Goal>
All of the records below need to be copied exactly.

****************************************

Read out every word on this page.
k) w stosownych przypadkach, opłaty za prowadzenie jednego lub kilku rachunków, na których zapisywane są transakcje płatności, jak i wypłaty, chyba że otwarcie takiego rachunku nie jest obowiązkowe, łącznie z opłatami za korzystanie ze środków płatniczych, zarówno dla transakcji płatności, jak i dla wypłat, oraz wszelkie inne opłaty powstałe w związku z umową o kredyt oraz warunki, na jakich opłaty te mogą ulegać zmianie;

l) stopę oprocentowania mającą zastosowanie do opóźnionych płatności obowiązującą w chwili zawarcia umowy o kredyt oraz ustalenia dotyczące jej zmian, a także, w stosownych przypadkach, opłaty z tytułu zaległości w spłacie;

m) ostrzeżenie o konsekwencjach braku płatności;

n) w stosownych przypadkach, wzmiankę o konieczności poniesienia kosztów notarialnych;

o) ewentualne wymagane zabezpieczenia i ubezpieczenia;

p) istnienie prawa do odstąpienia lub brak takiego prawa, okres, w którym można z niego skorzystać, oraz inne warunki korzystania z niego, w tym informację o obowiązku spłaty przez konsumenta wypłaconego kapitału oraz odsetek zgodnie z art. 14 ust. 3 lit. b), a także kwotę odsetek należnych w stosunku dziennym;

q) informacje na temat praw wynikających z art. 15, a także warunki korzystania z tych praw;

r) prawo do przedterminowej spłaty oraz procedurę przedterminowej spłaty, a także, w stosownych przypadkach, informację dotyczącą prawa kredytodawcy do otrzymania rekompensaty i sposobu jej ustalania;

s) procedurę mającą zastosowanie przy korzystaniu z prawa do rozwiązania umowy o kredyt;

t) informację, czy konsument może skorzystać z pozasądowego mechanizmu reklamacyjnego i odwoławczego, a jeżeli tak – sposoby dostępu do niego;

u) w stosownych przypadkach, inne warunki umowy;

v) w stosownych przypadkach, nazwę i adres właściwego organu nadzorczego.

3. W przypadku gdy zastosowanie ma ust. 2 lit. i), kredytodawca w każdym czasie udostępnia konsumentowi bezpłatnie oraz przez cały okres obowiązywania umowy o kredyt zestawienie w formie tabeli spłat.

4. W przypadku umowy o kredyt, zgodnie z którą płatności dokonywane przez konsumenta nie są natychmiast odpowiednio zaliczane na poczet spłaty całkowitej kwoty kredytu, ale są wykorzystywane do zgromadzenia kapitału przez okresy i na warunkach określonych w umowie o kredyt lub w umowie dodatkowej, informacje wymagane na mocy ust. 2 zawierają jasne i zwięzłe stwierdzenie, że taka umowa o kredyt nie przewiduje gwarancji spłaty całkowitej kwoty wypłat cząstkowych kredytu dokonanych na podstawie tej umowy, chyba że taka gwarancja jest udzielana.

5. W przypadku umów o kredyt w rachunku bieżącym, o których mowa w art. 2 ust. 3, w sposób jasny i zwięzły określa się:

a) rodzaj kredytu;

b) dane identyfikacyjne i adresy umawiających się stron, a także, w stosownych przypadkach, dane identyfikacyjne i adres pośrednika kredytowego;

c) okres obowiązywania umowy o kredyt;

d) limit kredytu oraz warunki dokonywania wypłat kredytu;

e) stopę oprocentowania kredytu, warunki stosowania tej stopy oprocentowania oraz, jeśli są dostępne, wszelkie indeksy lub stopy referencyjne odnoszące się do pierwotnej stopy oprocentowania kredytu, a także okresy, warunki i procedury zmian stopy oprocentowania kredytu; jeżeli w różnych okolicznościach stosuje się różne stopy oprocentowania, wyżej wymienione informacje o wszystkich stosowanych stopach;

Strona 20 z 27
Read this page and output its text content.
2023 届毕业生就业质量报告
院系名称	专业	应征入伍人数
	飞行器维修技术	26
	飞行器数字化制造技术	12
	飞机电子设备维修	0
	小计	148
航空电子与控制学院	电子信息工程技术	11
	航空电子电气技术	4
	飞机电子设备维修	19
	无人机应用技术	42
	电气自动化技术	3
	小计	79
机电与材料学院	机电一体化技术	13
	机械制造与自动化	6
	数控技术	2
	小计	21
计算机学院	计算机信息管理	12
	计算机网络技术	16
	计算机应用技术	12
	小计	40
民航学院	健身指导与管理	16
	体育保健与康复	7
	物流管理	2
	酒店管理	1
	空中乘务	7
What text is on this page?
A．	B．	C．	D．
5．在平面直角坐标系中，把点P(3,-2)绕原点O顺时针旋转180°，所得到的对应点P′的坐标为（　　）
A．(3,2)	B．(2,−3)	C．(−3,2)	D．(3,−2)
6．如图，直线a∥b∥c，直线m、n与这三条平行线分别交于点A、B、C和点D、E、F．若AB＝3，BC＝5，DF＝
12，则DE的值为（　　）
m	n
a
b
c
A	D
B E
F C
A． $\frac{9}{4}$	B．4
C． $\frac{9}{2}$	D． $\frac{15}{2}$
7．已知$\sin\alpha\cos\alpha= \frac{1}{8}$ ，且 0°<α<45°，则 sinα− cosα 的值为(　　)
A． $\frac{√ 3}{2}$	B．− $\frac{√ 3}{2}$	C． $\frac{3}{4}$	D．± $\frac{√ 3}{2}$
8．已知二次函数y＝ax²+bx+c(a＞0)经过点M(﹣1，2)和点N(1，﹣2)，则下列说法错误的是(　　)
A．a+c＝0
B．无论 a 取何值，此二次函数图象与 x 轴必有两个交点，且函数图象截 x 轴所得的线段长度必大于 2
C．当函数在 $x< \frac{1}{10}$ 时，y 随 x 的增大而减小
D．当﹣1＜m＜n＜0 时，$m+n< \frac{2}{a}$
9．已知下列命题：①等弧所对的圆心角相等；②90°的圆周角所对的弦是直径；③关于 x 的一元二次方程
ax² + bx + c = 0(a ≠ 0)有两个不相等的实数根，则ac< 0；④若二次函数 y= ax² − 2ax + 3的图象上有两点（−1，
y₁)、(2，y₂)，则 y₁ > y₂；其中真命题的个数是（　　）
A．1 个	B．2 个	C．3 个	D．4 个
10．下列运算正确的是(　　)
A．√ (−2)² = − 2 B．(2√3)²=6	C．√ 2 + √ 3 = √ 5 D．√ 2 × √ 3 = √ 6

****************************************

Output for this exercise>
Read out every word on this page.
k) w stosownych przypadkach, opłaty za prowadzenie jednego lub kilku rachunków, na których zapisywane są transakcje płatności, jak i wypłaty, chyba że otwarcie takiego rachunku nie jest obowiązkowe, łącznie z opłatami za korzystanie ze środków płatniczych, zarówno dla transakcji płatności, jak i dla wypłat, oraz wszelkie inne opłaty powstałe w związku z umową o kredyt oraz warunki, na jakich opłaty te mogą ulegać zmianie;

l) stopę oprocentowania mającą zastosowanie do opóźnionych płatności obowiązującą w chwili zawarcia umowy o kredyt oraz ustalenia dotyczące jej zmian, a także, w stosownych przypadkach, opłaty z tytułu zaległości w spłacie;

m) ostrzeżenie o konsekwencjach braku płatności;

n) w stosownych przypadkach, wzmiankę o konieczności poniesienia kosztów notarialnych;

o) ewentualne wymagane zabezpieczenia i ubezpieczenia;

p) istnienie prawa do odstąpienia lub brak takiego prawa, okres, w którym można z niego skorzystać, oraz inne warunki korzystania z niego, w tym informację o obowiązku spłaty przez konsumenta wypłaconego kapitału oraz odsetek zgodnie z art. 14 ust. 3 lit. b), a także kwotę odsetek należnych w stosunku dziennym;

q) informacje na temat praw wynikających z art. 15, a także warunki korzystania z tych praw;

r) prawo do przedterminowej spłaty oraz procedurę przedterminowej spłaty, a także, w stosownych przypadkach, informację dotyczącą prawa kredytodawcy do otrzymania rekompensaty i sposobu jej ustalania;

s) procedurę mającą zastosowanie przy korzystaniu z prawa do rozwiązania umowy o kredyt;

t) informację, czy konsument może skorzystać z pozasądowego mechanizmu reklamacyjnego i odwoławczego, a jeżeli tak – sposoby dostępu do niego;

u) w stosownych przypadkach, inne warunki umowy;

v) w stosownych przypadkach, nazwę i adres właściwego organu nadzorczego.

3. W przypadku gdy zastosowanie ma ust. 2 lit. i), kredytodawca w każdym czasie udostępnia konsumentowi bezpłatnie oraz przez cały okres obowiązywania umowy o kredyt zestawienie w formie tabeli spłat.

4. W przypadku umowy o kredyt, zgodnie z którą płatności dokonywane przez konsumenta nie są natychmiast odpowiednio zaliczane na poczet spłaty całkowitej kwoty kredytu, ale są wykorzystywane do zgromadzenia kapitału przez okresy i na warunkach określonych w umowie o kredyt lub w umowie dodatkowej, informacje wymagane na mocy ust. 2 zawierają jasne i zwięzłe stwierdzenie, że taka umowa o kredyt nie przewiduje gwarancji spłaty całkowitej kwoty wypłat cząstkowych kredytu dokonanych na podstawie tej umowy, chyba że taka gwarancja jest udzielana.

5. W przypadku umów o kredyt w rachunku bieżącym, o których mowa w art. 2 ust. 3, w sposób jasny i zwięzły określa się:

a) rodzaj kredytu;

b) dane identyfikacyjne i adresy umawiających się stron, a także, w stosownych przypadkach, dane identyfikacyjne i adres pośrednika kredytowego;

c) okres obowiązywania umowy o kredyt;

d) limit kredytu oraz warunki dokonywania wypłat kredytu;

e) stopę oprocentowania kredytu, warunki stosowania tej stopy oprocentowania oraz, jeśli są dostępne, wszelkie indeksy lub stopy referencyjne odnoszące się do pierwotnej stopy oprocentowania kredytu, a także okresy, warunki i procedury zmian stopy oprocentowania kredytu; jeżeli w różnych okolicznościach stosuje się różne stopy oprocentowania, wyżej wymienione informacje o wszystkich stosowanych stopach;

Strona 20 z 27
Read this page and output its text content.
2023 届毕业生就业质量报告
院系名称	专业	应征入伍人数
	飞行器维修技术	26
	飞行器数字化制造技术	12
	飞机电子设备维修	0
	小计	148
航空电子与控制学院	电子信息工程技术	11
	航空电子电气技术	4
	飞机电子设备维修	19
	无人机应用技术	42
	电气自动化技术	3
	小计	79
机电与材料学院	机电一体化技术	13
	机械制造与自动化	6
	数控技术	2
	小计	21
计算机学院	计算机信息管理	12
	计算机网络技术	16
	计算机应用技术	12
	小计	40
民航学院	健身指导与管理	16
	体育保健与康复	7
	物流管理	2
	酒店管理	1
	空中乘务	7
What text is on this page?
A．	B．	C．	D．
5．在平面直角坐标系中，把点P(3,-2)绕原点O顺时针旋转180°，所得到的对应点P′的坐标为（　　）
A．(3,2)	B．(2,−3)	C．(−3,2)	D．(3,−2)
6．如图，直线a∥b∥c，直线m、n与这三条平行线分别交于点A、B、C和点D、E、F．若AB＝3，BC＝5，DF＝
12，则DE的值为（　　）
m	n
a
b
c
A	D
B E
F C
A． $\frac{9}{4}$	B．4
C． $\frac{9}{2}$	D． $\frac{15}{2}$
7．已知$\sin\alpha\cos\alpha= \frac{1}{8}$ ，且 0°<α<45°，则 sinα− cosα 的值为(　　)
A． $\frac{√ 3}{2}$	B．− $\frac{√ 3}{2}$	C． $\frac{3}{4}$	D．± $\frac{√ 3}{2}$
8．已知二次函数y＝ax²+bx+c(a＞0)经过点M(﹣1，2)和点N(1，﹣2)，则下列说法错误的是(　　)
A．a+c＝0
B．无论 a 取何值，此二次函数图象与 x 轴必有两个交点，且函数图象截 x 轴所得的线段长度必大于 2
C．当函数在 $x< \frac{1}{10}$ 时，y 随 x 的增大而减小
D．当﹣1＜m＜n＜0 时，$m+n< \frac{2}{a}$
9．已知下列命题：①等弧所对的圆心角相等；②90°的圆周角所对的弦是直径；③关于 x 的一元二次方程
ax² + bx + c = 0(a ≠ 0)有两个不相等的实数根，则ac< 0；④若二次函数 y= ax² − 2ax + 3的图象上有两点（−1，
y₁)、(2，y₂)，则 y₁ > y₂；其中真命题的个数是（　　）
A．1 个	B．2 个	C．3 个	D．4 个
10．下列运算正确的是(　　)
A．√ (−2)² = − 2 B．(2√3)²=6	C．√ 2 + √ 3 = √ 5 D．√ 2 × √ 3 = √ 6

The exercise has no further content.